Repeat every record below exactly, leaving out the pictures.

(Data entries)
╭──

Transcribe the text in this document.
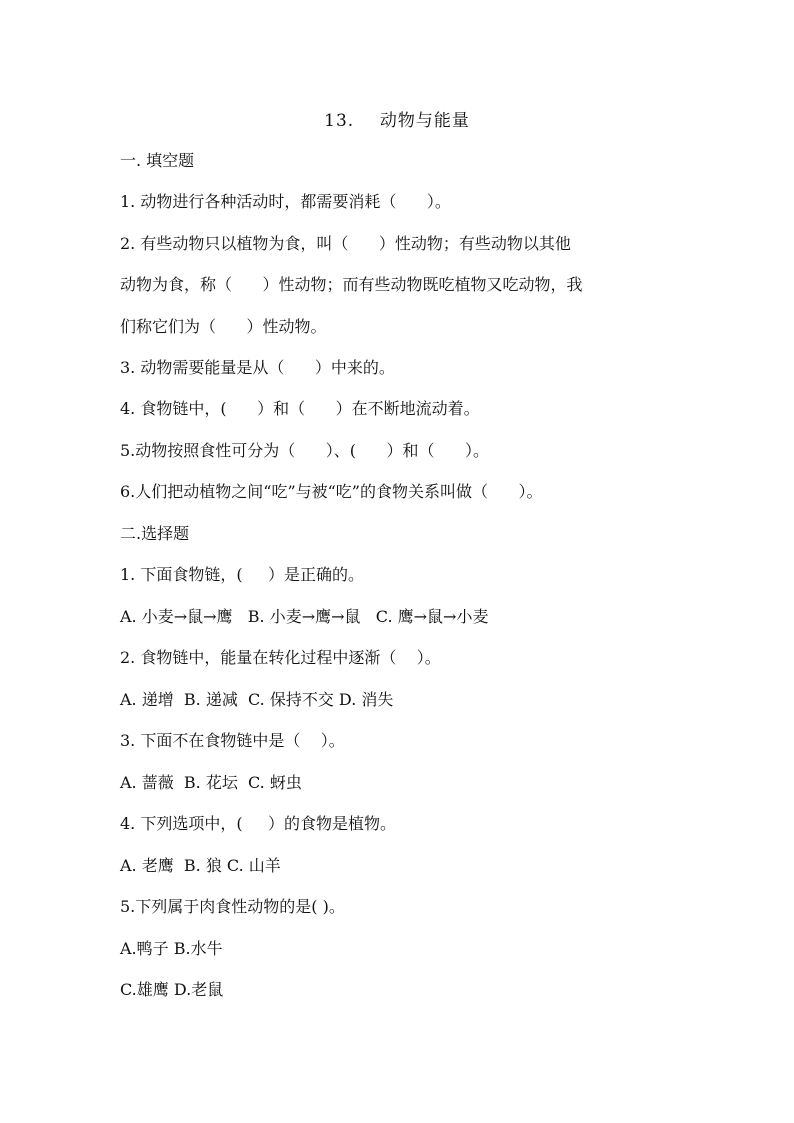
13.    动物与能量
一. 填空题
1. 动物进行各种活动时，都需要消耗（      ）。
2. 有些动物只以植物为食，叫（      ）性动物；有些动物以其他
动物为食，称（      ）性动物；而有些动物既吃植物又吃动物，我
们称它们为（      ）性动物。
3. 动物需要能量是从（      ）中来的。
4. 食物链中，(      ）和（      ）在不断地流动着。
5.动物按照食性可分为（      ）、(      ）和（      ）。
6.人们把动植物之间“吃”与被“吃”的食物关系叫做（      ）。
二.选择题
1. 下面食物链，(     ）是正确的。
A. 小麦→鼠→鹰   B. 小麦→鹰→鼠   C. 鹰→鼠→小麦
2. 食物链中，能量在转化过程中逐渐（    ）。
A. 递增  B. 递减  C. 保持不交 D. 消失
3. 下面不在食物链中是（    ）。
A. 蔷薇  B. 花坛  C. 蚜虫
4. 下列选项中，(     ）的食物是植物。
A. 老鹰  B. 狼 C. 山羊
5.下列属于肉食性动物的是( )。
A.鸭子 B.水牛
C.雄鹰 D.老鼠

╰──

_Answer to this task_
Transcribe the text in this document.
13.    动物与能量
一. 填空题
1. 动物进行各种活动时，都需要消耗（      ）。
2. 有些动物只以植物为食，叫（      ）性动物；有些动物以其他
动物为食，称（      ）性动物；而有些动物既吃植物又吃动物，我
们称它们为（      ）性动物。
3. 动物需要能量是从（      ）中来的。
4. 食物链中，(      ）和（      ）在不断地流动着。
5.动物按照食性可分为（      ）、(      ）和（      ）。
6.人们把动植物之间“吃”与被“吃”的食物关系叫做（      ）。
二.选择题
1. 下面食物链，(     ）是正确的。
A. 小麦→鼠→鹰   B. 小麦→鹰→鼠   C. 鹰→鼠→小麦
2. 食物链中，能量在转化过程中逐渐（    ）。
A. 递增  B. 递减  C. 保持不交 D. 消失
3. 下面不在食物链中是（    ）。
A. 蔷薇  B. 花坛  C. 蚜虫
4. 下列选项中，(     ）的食物是植物。
A. 老鹰  B. 狼 C. 山羊
5.下列属于肉食性动物的是( )。
A.鸭子 B.水牛
C.雄鹰 D.老鼠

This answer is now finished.